= Set task =
Copy the records that follow exactly as written, but not their pictures.

= Records supplied =
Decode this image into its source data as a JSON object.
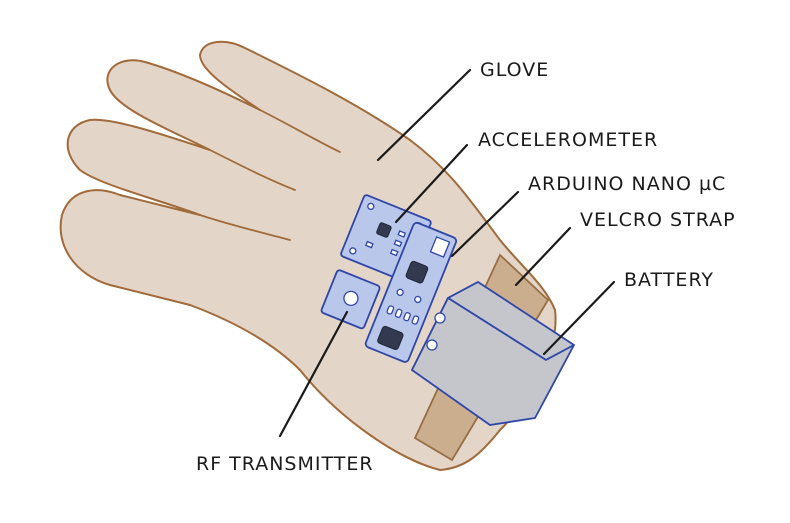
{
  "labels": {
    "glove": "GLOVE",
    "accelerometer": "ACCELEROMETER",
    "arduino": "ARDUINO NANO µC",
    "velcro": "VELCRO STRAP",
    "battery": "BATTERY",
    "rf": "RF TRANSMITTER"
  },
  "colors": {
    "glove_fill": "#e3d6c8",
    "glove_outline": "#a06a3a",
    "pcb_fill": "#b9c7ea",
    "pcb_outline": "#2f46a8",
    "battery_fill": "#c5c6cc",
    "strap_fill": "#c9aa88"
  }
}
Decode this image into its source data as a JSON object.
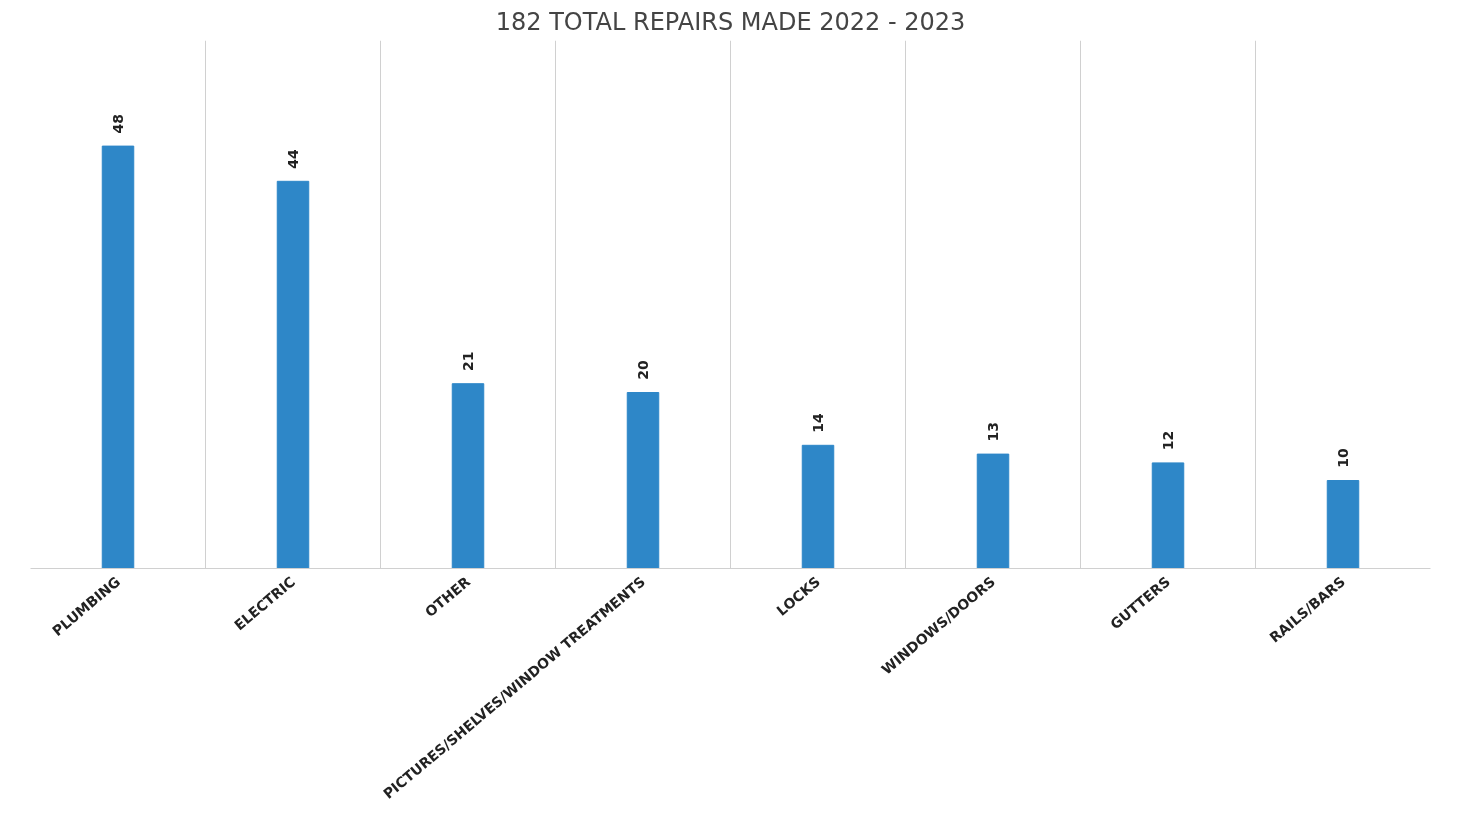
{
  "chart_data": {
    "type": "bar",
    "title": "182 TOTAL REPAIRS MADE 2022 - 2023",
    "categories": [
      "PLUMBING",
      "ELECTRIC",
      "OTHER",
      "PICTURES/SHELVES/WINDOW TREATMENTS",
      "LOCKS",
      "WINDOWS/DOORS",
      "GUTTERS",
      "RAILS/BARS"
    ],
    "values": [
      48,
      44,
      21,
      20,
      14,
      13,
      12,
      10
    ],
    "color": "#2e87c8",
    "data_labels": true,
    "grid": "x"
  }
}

= Exercise result =
Decode this image into its source data as a JSON object.
{
  "labels": {
    "glove": "GLOVE",
    "accelerometer": "ACCELEROMETER",
    "arduino": "ARDUINO NANO µC",
    "velcro": "VELCRO STRAP",
    "battery": "BATTERY",
    "rf": "RF TRANSMITTER"
  },
  "colors": {
    "glove_fill": "#e3d6c8",
    "glove_outline": "#a06a3a",
    "pcb_fill": "#b9c7ea",
    "pcb_outline": "#2f46a8",
    "battery_fill": "#c5c6cc",
    "strap_fill": "#c9aa88"
  }
}
Decode this image into its source data as a JSON object.
{
  "chart_data": {
    "type": "bar",
    "title": "182 TOTAL REPAIRS MADE 2022 - 2023",
    "categories": [
      "PLUMBING",
      "ELECTRIC",
      "OTHER",
      "PICTURES/SHELVES/WINDOW TREATMENTS",
      "LOCKS",
      "WINDOWS/DOORS",
      "GUTTERS",
      "RAILS/BARS"
    ],
    "values": [
      48,
      44,
      21,
      20,
      14,
      13,
      12,
      10
    ],
    "color": "#2e87c8",
    "data_labels": true,
    "grid": "x"
  }
}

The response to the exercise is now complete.